→ **What you should do**
Go through the data below and gather each line containing "times".

== Information shown

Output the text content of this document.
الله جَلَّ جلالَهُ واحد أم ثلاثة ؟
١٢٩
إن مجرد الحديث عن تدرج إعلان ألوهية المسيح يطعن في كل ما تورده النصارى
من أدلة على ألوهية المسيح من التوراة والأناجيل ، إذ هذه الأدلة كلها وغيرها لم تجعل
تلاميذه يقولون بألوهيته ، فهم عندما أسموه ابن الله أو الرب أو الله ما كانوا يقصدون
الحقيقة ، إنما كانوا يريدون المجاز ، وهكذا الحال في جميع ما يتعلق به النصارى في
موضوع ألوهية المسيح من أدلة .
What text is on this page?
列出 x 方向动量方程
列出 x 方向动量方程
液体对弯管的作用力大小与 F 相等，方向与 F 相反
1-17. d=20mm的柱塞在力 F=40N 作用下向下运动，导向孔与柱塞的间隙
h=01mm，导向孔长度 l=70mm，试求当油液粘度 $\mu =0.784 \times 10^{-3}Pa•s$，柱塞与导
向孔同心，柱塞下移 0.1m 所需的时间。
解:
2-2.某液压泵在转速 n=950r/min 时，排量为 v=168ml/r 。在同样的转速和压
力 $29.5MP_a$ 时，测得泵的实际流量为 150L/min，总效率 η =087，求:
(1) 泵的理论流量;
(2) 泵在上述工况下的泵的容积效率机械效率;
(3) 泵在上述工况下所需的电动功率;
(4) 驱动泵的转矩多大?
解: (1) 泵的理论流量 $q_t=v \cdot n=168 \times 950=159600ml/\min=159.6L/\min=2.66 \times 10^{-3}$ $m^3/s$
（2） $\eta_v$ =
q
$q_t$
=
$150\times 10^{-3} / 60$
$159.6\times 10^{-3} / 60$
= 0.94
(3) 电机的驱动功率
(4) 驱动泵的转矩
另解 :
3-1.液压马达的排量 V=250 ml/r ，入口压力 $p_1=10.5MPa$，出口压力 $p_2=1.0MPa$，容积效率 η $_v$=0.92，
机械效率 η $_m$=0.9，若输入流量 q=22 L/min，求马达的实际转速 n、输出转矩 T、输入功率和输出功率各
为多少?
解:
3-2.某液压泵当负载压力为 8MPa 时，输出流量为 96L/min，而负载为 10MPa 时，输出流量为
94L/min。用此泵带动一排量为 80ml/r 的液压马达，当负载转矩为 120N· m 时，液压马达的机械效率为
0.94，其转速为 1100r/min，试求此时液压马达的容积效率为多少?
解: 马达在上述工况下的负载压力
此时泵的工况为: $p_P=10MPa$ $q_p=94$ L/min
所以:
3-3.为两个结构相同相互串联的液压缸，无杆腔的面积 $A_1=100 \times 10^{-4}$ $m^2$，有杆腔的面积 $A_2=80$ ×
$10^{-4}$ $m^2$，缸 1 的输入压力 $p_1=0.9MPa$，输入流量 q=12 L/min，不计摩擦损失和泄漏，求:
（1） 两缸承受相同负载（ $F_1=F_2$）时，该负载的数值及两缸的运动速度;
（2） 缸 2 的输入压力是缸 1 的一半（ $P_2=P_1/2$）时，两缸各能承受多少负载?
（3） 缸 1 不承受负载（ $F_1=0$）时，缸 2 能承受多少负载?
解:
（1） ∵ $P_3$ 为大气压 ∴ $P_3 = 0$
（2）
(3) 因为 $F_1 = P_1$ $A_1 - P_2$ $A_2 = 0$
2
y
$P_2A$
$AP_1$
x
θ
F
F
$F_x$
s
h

====

→ **Answer for this exercise**
h=01mm，导向孔长度 l=70mm，试求当油液粘度 $\mu =0.784 \times 10^{-3}Pa•s$，柱塞与导
解: (1) 泵的理论流量 $q_t=v \cdot n=168 \times 950=159600ml/\min=159.6L/\min=2.66 \times 10^{-3}$ $m^3/s$
$150\times 10^{-3} / 60$
$159.6\times 10^{-3} / 60$
3-3.为两个结构相同相互串联的液压缸，无杆腔的面积 $A_1=100 \times 10^{-4}$ $m^2$，有杆腔的面积 $A_2=80$ ×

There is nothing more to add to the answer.